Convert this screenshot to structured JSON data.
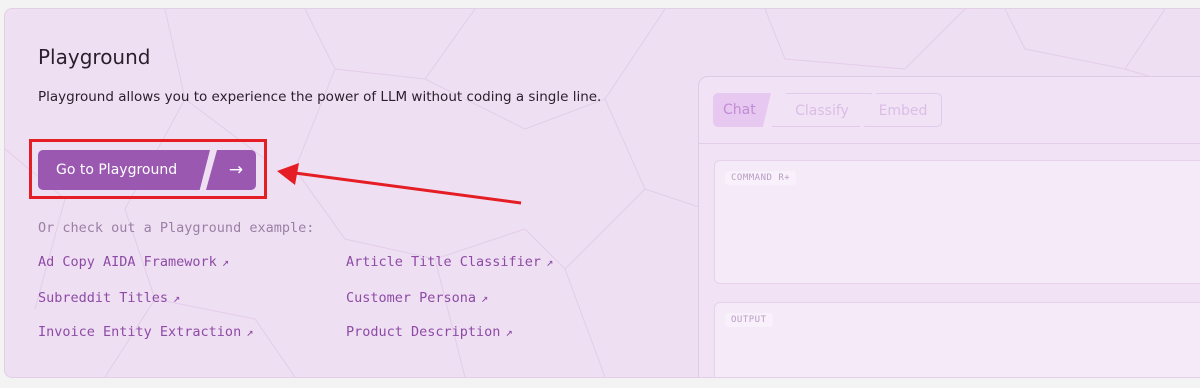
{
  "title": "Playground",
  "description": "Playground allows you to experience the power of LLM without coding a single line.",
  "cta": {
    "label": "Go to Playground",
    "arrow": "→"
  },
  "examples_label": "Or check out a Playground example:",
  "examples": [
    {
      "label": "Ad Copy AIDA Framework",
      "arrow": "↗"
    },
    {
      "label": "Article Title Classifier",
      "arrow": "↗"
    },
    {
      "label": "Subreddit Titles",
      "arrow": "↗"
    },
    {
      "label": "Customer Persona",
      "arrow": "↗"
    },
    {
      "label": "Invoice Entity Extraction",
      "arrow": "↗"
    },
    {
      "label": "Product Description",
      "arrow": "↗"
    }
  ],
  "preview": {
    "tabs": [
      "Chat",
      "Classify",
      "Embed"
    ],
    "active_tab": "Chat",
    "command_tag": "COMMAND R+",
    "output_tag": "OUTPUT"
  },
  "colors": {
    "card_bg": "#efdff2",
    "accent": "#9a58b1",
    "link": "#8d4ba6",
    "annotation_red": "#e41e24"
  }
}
--
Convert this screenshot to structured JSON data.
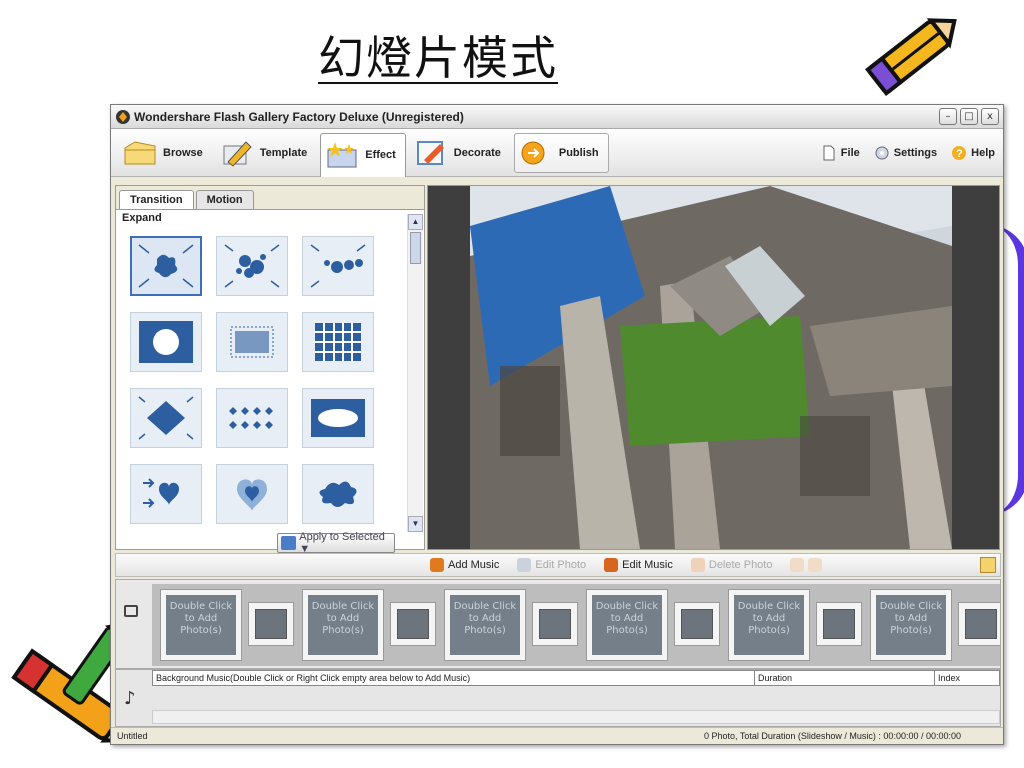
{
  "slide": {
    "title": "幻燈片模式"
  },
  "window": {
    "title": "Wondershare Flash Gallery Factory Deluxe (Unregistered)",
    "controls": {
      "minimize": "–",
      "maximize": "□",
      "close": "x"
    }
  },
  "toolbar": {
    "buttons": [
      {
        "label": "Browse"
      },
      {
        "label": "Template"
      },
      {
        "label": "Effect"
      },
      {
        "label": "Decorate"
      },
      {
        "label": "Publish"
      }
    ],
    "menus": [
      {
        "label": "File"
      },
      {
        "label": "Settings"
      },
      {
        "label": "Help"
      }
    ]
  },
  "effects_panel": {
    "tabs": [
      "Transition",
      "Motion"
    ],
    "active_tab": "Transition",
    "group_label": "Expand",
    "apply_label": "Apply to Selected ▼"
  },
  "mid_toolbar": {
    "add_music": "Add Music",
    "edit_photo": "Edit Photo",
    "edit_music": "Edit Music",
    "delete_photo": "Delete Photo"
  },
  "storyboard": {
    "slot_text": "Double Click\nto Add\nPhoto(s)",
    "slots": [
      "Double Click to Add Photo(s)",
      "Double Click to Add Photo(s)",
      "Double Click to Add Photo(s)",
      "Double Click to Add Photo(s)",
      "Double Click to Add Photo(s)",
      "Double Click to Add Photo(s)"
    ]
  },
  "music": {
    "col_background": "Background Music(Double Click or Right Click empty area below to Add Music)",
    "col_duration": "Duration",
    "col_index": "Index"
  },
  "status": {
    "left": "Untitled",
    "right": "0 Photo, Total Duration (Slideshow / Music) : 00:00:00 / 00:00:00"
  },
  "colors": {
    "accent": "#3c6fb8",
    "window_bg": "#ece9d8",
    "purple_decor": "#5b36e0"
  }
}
--
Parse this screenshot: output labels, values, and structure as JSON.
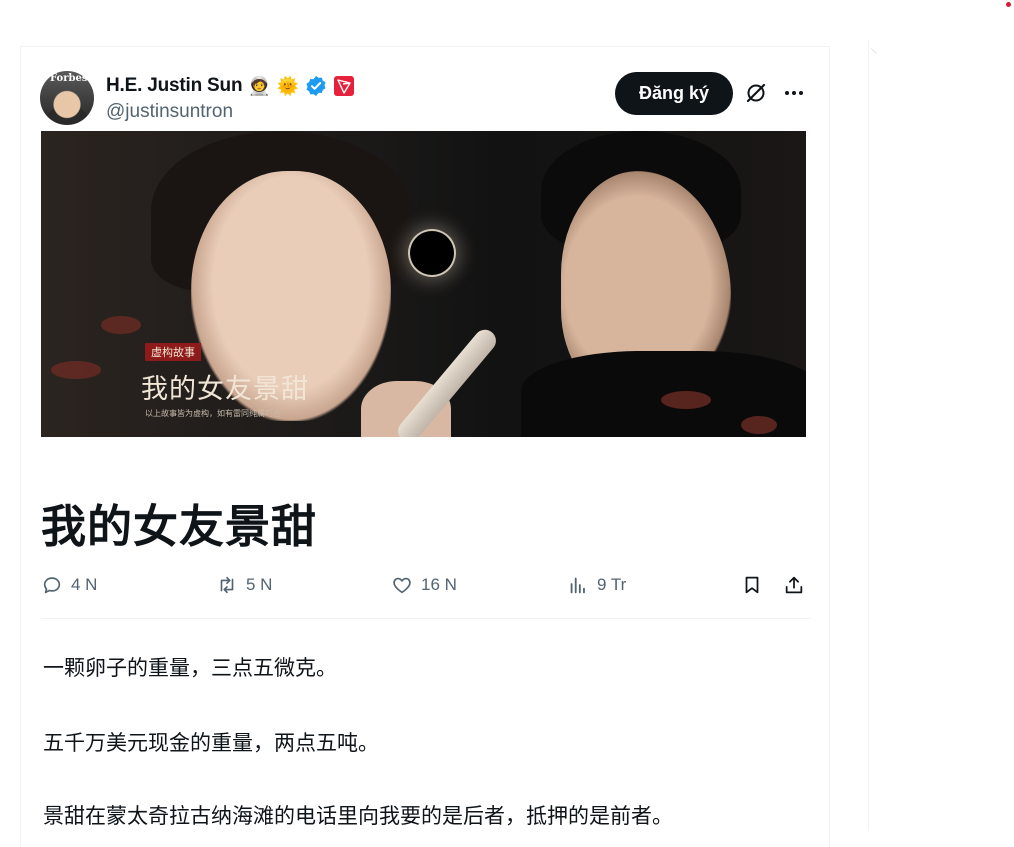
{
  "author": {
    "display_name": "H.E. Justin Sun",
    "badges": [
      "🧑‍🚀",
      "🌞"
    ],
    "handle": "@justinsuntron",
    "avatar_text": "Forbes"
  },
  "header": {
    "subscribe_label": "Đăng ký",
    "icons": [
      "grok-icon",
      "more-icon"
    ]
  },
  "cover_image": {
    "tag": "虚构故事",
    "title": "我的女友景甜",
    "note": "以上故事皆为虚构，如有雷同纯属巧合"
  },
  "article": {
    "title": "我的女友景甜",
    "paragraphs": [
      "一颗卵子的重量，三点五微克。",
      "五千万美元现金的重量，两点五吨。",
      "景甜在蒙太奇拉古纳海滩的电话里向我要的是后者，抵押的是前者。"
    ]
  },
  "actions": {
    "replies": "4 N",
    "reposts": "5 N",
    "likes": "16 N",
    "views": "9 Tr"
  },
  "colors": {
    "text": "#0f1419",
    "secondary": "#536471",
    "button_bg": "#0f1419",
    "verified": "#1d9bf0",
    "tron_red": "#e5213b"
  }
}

● To do
Gather every line containing the word "Edit" and copy it.

● Task answer
    "edit_photo": "Edit Photo",
    "edit_music": "Edit Music",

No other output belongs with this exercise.